Written task
Your task is to output the data exactly as it stands.

..............................

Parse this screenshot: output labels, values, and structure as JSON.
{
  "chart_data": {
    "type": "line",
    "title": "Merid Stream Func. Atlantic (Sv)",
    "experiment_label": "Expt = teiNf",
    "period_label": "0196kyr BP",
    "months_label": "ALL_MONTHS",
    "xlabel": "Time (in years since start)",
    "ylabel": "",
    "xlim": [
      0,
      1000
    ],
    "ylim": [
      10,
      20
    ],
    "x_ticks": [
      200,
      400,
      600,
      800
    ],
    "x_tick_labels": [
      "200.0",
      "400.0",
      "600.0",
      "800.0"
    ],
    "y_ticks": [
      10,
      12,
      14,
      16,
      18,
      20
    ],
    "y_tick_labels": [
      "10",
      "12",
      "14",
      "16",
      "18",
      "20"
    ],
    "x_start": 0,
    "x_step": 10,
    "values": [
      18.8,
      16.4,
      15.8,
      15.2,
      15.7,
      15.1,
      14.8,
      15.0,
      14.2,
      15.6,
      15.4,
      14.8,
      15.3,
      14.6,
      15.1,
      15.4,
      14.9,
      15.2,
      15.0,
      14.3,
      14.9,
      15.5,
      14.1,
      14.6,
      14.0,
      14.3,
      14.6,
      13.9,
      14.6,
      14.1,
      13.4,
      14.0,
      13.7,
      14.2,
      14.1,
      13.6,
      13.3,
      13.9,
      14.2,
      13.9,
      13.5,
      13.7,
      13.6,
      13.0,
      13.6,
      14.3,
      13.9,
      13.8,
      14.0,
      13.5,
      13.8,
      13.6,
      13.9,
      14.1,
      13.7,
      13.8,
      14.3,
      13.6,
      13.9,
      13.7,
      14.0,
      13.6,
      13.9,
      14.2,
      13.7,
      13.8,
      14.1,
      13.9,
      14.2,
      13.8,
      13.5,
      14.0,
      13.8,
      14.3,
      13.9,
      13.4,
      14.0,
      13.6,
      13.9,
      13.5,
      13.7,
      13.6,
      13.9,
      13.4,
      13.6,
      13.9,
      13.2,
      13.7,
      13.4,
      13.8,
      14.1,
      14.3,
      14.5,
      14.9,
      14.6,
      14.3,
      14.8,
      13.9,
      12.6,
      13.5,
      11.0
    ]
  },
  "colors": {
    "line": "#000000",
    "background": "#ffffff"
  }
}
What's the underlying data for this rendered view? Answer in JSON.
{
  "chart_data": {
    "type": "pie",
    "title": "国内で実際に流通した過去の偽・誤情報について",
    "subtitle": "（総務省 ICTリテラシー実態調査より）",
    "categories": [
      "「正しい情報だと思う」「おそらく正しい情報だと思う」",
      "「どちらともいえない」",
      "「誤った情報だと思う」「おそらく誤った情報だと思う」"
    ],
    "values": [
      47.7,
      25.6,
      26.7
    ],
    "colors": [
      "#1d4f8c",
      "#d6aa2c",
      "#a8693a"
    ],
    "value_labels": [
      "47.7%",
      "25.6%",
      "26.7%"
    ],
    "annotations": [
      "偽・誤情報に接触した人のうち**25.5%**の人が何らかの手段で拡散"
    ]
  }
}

..............................

Full response
Parse this screenshot: output labels, values, and structure as JSON.
{
  "chart_data": {
    "type": "line",
    "title": "Merid Stream Func. Atlantic (Sv)",
    "experiment_label": "Expt = teiNf",
    "period_label": "0196kyr BP",
    "months_label": "ALL_MONTHS",
    "xlabel": "Time (in years since start)",
    "ylabel": "",
    "xlim": [
      0,
      1000
    ],
    "ylim": [
      10,
      20
    ],
    "x_ticks": [
      200,
      400,
      600,
      800
    ],
    "x_tick_labels": [
      "200.0",
      "400.0",
      "600.0",
      "800.0"
    ],
    "y_ticks": [
      10,
      12,
      14,
      16,
      18,
      20
    ],
    "y_tick_labels": [
      "10",
      "12",
      "14",
      "16",
      "18",
      "20"
    ],
    "x_start": 0,
    "x_step": 10,
    "values": [
      18.8,
      16.4,
      15.8,
      15.2,
      15.7,
      15.1,
      14.8,
      15.0,
      14.2,
      15.6,
      15.4,
      14.8,
      15.3,
      14.6,
      15.1,
      15.4,
      14.9,
      15.2,
      15.0,
      14.3,
      14.9,
      15.5,
      14.1,
      14.6,
      14.0,
      14.3,
      14.6,
      13.9,
      14.6,
      14.1,
      13.4,
      14.0,
      13.7,
      14.2,
      14.1,
      13.6,
      13.3,
      13.9,
      14.2,
      13.9,
      13.5,
      13.7,
      13.6,
      13.0,
      13.6,
      14.3,
      13.9,
      13.8,
      14.0,
      13.5,
      13.8,
      13.6,
      13.9,
      14.1,
      13.7,
      13.8,
      14.3,
      13.6,
      13.9,
      13.7,
      14.0,
      13.6,
      13.9,
      14.2,
      13.7,
      13.8,
      14.1,
      13.9,
      14.2,
      13.8,
      13.5,
      14.0,
      13.8,
      14.3,
      13.9,
      13.4,
      14.0,
      13.6,
      13.9,
      13.5,
      13.7,
      13.6,
      13.9,
      13.4,
      13.6,
      13.9,
      13.2,
      13.7,
      13.4,
      13.8,
      14.1,
      14.3,
      14.5,
      14.9,
      14.6,
      14.3,
      14.8,
      13.9,
      12.6,
      13.5,
      11.0
    ]
  },
  "colors": {
    "line": "#000000",
    "background": "#ffffff"
  }
}
What's the underlying data for this rendered view? Answer in JSON.
{
  "chart_data": {
    "type": "pie",
    "title": "国内で実際に流通した過去の偽・誤情報について",
    "subtitle": "（総務省 ICTリテラシー実態調査より）",
    "categories": [
      "「正しい情報だと思う」「おそらく正しい情報だと思う」",
      "「どちらともいえない」",
      "「誤った情報だと思う」「おそらく誤った情報だと思う」"
    ],
    "values": [
      47.7,
      25.6,
      26.7
    ],
    "colors": [
      "#1d4f8c",
      "#d6aa2c",
      "#a8693a"
    ],
    "value_labels": [
      "47.7%",
      "25.6%",
      "26.7%"
    ],
    "annotations": [
      "偽・誤情報に接触した人のうち**25.5%**の人が何らかの手段で拡散"
    ]
  }
}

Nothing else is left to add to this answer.